■ **Your instructions**
Print every record below exactly as written.

■ **Records for the exercise**
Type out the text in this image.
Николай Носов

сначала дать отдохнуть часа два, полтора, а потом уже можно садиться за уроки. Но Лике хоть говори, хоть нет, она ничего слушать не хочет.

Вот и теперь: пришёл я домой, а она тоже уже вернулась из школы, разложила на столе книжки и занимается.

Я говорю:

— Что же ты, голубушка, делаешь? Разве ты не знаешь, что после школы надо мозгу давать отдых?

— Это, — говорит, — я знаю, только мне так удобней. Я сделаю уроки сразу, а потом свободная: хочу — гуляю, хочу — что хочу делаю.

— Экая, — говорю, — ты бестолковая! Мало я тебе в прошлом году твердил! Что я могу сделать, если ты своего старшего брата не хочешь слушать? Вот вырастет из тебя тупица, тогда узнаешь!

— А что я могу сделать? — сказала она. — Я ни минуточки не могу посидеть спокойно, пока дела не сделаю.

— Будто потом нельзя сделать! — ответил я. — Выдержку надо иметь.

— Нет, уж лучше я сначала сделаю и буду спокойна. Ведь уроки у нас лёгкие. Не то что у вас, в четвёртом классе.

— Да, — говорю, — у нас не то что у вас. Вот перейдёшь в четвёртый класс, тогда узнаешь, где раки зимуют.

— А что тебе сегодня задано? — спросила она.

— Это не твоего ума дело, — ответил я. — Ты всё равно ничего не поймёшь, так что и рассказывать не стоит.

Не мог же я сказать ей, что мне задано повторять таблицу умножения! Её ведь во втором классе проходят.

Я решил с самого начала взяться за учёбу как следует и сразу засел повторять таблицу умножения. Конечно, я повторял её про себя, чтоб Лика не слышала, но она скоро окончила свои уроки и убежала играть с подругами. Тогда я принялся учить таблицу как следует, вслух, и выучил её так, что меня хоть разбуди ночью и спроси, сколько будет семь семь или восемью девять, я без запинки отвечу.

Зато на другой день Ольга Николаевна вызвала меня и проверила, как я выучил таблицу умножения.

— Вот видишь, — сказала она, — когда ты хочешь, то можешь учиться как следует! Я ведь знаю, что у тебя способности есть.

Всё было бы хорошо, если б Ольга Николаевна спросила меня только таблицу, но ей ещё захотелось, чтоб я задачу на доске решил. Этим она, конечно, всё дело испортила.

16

■ **Complete answer**
Type out the text in this image.
Николай Носов

сначала дать отдохнуть часа два, полтора, а потом уже можно садиться за уроки. Но Лике хоть говори, хоть нет, она ничего слушать не хочет.

Вот и теперь: пришёл я домой, а она тоже уже вернулась из школы, разложила на столе книжки и занимается.

Я говорю:

— Что же ты, голубушка, делаешь? Разве ты не знаешь, что после школы надо мозгу давать отдых?

— Это, — говорит, — я знаю, только мне так удобней. Я сделаю уроки сразу, а потом свободная: хочу — гуляю, хочу — что хочу делаю.

— Экая, — говорю, — ты бестолковая! Мало я тебе в прошлом году твердил! Что я могу сделать, если ты своего старшего брата не хочешь слушать? Вот вырастет из тебя тупица, тогда узнаешь!

— А что я могу сделать? — сказала она. — Я ни минуточки не могу посидеть спокойно, пока дела не сделаю.

— Будто потом нельзя сделать! — ответил я. — Выдержку надо иметь.

— Нет, уж лучше я сначала сделаю и буду спокойна. Ведь уроки у нас лёгкие. Не то что у вас, в четвёртом классе.

— Да, — говорю, — у нас не то что у вас. Вот перейдёшь в четвёртый класс, тогда узнаешь, где раки зимуют.

— А что тебе сегодня задано? — спросила она.

— Это не твоего ума дело, — ответил я. — Ты всё равно ничего не поймёшь, так что и рассказывать не стоит.

Не мог же я сказать ей, что мне задано повторять таблицу умножения! Её ведь во втором классе проходят.

Я решил с самого начала взяться за учёбу как следует и сразу засел повторять таблицу умножения. Конечно, я повторял её про себя, чтоб Лика не слышала, но она скоро окончила свои уроки и убежала играть с подругами. Тогда я принялся учить таблицу как следует, вслух, и выучил её так, что меня хоть разбуди ночью и спроси, сколько будет семь семь или восемью девять, я без запинки отвечу.

Зато на другой день Ольга Николаевна вызвала меня и проверила, как я выучил таблицу умножения.

— Вот видишь, — сказала она, — когда ты хочешь, то можешь учиться как следует! Я ведь знаю, что у тебя способности есть.

Всё было бы хорошо, если б Ольга Николаевна спросила меня только таблицу, но ей ещё захотелось, чтоб я задачу на доске решил. Этим она, конечно, всё дело испортила.

16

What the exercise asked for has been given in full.